▸ TASK REQUIREMENTS: Note each line where "Central" appears, and copy it.

— Start of ROWS —

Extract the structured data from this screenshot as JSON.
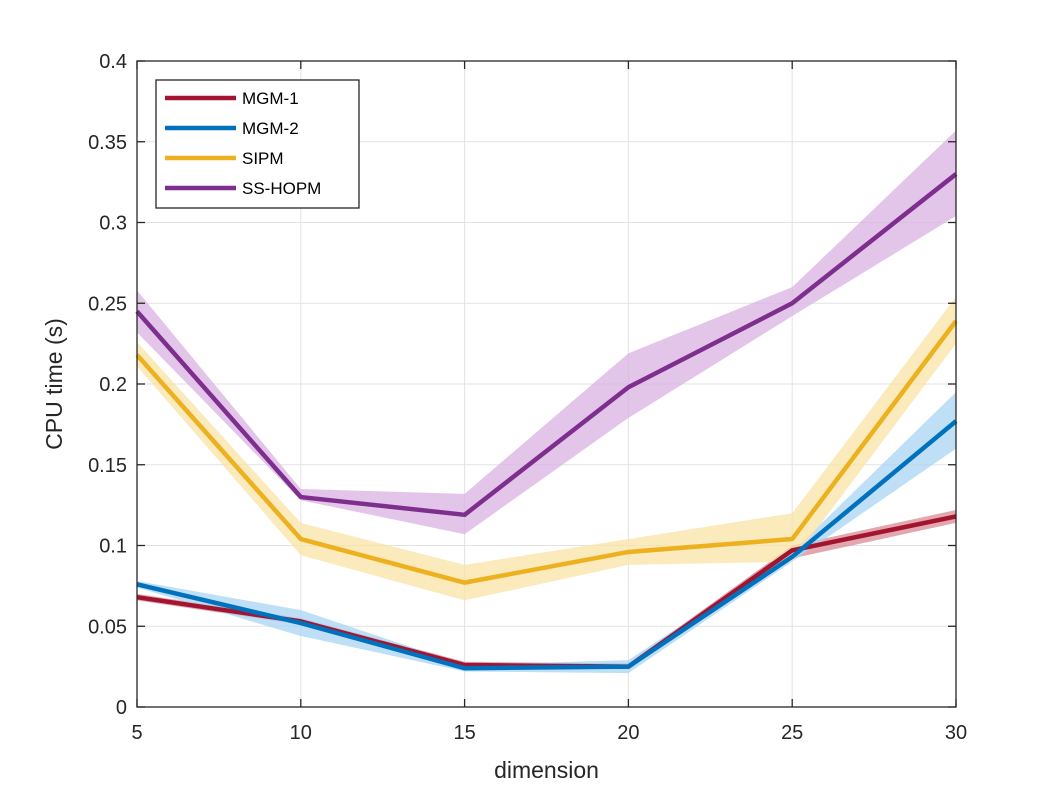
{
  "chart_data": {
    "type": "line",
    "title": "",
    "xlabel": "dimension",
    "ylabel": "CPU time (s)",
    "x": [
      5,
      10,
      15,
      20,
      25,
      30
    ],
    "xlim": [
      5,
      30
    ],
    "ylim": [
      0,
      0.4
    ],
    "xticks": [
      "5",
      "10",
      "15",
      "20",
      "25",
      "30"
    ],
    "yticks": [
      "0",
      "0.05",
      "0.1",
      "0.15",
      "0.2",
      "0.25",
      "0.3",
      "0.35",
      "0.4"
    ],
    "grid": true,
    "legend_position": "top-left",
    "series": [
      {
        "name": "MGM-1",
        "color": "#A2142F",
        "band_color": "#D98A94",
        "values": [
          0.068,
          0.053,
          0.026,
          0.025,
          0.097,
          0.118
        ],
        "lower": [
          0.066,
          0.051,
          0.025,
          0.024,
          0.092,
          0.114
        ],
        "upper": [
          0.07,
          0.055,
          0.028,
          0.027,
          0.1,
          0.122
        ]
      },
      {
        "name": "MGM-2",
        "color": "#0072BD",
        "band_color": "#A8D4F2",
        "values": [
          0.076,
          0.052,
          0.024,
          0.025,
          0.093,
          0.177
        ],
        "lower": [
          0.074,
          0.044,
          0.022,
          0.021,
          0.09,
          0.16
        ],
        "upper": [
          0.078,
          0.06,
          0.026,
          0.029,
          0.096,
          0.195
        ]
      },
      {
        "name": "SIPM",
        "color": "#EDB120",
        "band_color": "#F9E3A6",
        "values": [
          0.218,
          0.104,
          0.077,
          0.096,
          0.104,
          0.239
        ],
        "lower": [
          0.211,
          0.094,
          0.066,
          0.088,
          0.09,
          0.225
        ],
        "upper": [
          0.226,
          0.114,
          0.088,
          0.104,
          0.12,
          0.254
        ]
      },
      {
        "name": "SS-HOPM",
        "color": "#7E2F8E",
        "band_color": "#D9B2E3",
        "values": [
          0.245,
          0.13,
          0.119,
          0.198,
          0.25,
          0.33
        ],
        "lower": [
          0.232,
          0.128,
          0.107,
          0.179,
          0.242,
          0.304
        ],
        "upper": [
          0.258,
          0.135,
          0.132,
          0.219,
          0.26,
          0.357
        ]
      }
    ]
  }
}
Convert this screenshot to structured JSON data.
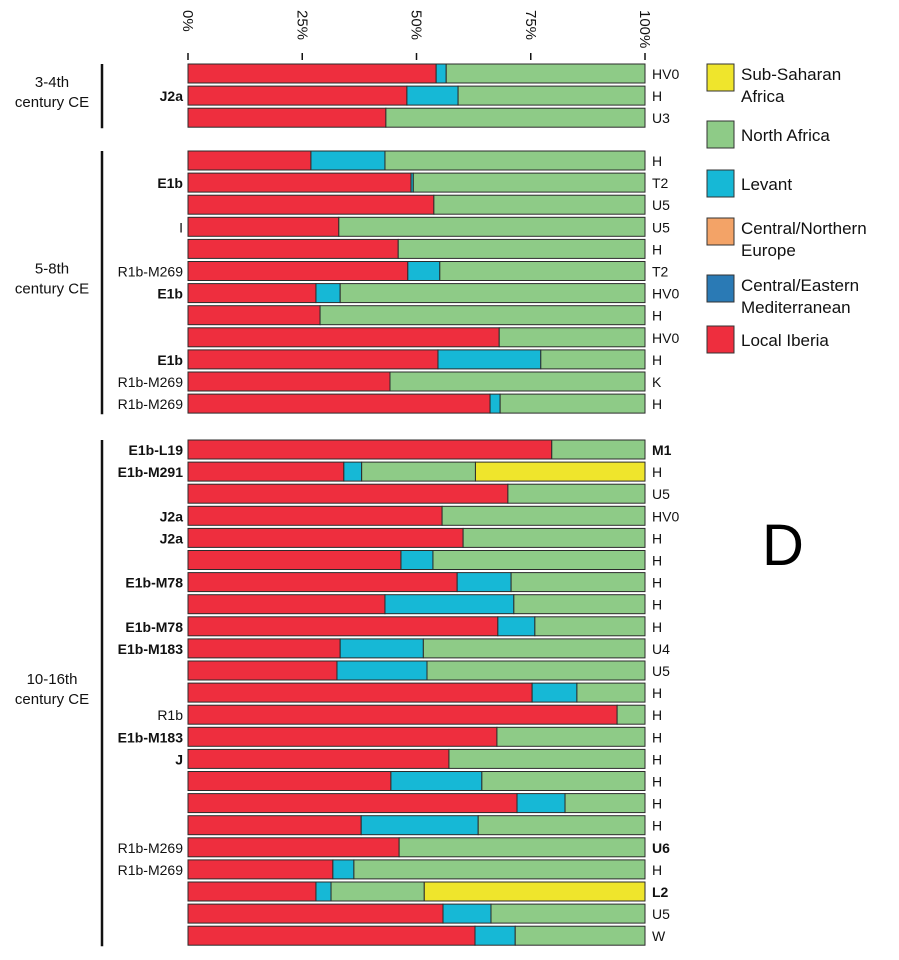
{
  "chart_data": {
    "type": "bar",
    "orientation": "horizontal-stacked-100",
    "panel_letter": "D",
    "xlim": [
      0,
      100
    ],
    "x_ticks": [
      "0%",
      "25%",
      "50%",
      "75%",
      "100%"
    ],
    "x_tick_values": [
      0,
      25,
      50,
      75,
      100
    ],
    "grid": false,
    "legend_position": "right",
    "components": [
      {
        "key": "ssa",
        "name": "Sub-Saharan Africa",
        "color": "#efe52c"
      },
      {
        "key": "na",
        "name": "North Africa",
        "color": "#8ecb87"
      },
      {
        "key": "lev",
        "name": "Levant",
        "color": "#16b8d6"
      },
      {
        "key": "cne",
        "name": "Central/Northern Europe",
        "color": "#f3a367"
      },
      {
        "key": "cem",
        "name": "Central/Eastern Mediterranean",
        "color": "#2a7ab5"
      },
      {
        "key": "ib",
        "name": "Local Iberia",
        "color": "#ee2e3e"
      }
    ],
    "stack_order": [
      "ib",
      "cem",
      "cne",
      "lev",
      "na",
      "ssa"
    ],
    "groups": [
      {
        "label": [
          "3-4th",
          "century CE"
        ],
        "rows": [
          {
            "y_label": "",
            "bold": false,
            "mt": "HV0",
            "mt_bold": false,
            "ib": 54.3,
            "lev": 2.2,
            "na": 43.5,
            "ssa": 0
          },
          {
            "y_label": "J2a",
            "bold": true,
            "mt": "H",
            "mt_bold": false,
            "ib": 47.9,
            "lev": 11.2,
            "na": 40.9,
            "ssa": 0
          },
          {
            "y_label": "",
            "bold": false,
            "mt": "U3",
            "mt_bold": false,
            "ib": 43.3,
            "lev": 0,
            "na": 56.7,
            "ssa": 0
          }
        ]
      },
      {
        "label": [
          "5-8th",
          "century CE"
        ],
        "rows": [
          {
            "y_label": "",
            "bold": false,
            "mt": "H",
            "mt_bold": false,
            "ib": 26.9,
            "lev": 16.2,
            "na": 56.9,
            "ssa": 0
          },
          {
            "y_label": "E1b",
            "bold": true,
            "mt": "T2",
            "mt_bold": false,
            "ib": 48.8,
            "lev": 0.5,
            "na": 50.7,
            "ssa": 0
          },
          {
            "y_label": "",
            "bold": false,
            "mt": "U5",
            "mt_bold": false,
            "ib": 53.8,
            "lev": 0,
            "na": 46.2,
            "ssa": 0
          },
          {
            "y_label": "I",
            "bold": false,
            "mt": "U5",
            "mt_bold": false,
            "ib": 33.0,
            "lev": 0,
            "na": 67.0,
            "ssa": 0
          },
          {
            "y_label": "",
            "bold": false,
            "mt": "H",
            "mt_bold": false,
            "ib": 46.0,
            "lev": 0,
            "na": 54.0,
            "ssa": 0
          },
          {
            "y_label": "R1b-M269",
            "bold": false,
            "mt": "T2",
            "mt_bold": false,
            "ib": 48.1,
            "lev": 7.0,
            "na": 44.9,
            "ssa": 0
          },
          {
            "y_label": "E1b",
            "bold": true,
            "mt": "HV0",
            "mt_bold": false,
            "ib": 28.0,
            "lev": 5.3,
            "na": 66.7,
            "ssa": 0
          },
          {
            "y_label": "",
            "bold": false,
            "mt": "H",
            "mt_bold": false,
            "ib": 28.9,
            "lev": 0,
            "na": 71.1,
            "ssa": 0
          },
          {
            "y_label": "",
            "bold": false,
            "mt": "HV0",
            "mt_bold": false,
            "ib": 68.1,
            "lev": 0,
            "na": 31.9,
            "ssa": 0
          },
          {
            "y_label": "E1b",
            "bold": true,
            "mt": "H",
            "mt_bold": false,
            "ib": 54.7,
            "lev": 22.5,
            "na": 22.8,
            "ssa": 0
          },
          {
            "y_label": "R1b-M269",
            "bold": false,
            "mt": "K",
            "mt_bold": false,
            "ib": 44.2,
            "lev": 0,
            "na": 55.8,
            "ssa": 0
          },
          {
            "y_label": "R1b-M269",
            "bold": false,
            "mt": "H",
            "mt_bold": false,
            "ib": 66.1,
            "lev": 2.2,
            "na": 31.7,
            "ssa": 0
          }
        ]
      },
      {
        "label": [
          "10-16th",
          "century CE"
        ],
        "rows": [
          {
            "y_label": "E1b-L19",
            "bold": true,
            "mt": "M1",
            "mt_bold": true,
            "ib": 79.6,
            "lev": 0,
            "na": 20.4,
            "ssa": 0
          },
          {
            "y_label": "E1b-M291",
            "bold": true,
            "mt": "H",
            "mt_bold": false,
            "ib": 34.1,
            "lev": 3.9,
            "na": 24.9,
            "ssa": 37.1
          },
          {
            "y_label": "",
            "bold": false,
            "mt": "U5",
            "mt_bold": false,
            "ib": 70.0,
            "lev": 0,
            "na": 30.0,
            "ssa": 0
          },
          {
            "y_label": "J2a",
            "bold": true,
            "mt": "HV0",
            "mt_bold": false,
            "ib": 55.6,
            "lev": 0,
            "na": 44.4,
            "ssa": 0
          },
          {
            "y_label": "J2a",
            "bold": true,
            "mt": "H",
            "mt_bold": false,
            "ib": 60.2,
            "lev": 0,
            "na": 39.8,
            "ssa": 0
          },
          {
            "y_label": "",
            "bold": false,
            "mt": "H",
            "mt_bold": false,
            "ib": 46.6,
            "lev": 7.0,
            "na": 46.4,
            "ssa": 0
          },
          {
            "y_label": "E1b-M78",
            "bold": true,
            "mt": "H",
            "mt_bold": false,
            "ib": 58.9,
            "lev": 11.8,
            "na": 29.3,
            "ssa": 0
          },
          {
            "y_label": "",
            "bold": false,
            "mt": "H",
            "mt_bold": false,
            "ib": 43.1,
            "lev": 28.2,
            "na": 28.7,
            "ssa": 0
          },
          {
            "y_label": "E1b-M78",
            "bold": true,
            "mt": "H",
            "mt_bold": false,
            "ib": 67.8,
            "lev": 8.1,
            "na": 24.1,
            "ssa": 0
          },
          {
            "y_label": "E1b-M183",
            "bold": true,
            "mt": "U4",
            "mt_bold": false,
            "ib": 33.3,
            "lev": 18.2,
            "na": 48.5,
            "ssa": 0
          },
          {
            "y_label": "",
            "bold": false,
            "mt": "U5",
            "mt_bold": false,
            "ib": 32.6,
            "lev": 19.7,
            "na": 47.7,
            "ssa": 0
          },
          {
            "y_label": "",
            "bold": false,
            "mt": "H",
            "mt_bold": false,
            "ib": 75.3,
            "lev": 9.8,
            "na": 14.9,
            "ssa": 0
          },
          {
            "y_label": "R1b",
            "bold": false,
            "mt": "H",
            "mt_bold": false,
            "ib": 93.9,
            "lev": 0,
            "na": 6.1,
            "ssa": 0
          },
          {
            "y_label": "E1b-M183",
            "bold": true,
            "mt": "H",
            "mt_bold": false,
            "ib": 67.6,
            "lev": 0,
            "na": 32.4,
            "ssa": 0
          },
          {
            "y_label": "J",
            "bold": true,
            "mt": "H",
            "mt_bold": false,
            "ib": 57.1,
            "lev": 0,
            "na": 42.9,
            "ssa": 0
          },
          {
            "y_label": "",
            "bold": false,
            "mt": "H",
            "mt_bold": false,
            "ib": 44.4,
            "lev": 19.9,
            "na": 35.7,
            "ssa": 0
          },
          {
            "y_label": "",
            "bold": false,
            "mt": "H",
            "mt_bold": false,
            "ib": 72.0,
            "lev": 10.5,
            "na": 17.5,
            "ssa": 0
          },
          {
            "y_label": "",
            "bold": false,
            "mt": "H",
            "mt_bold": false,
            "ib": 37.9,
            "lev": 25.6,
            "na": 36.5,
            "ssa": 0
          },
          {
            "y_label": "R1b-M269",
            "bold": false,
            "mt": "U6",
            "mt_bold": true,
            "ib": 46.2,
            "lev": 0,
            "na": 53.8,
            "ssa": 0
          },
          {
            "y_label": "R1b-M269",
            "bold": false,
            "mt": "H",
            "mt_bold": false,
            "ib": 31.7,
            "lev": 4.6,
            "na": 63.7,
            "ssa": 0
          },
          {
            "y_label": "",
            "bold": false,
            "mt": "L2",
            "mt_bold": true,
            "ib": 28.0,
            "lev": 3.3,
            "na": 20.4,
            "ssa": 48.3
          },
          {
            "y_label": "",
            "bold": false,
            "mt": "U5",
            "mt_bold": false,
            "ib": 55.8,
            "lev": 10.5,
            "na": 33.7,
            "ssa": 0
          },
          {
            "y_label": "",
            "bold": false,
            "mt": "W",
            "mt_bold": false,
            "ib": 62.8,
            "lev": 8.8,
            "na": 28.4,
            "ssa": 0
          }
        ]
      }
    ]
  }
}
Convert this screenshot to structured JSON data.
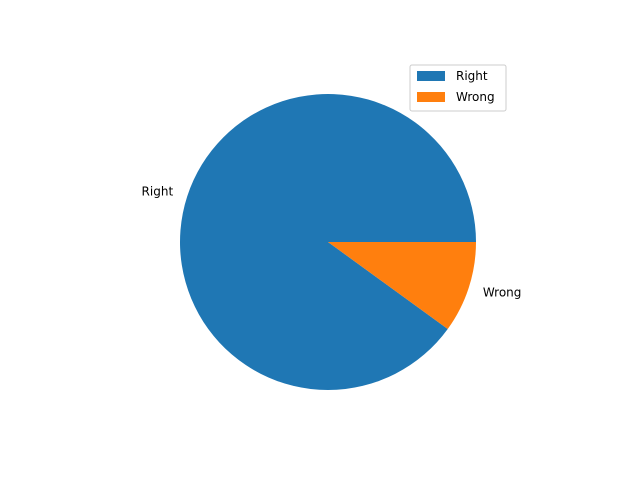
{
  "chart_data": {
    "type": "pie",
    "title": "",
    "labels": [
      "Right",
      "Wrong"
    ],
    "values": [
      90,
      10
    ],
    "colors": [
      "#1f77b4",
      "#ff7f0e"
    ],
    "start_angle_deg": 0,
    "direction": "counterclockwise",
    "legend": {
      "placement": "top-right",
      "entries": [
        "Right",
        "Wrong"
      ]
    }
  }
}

— End of ROWS —

▸ REPLY:
        "name": "Central/Northern Europe",
        "name": "Central/Eastern Mediterranean",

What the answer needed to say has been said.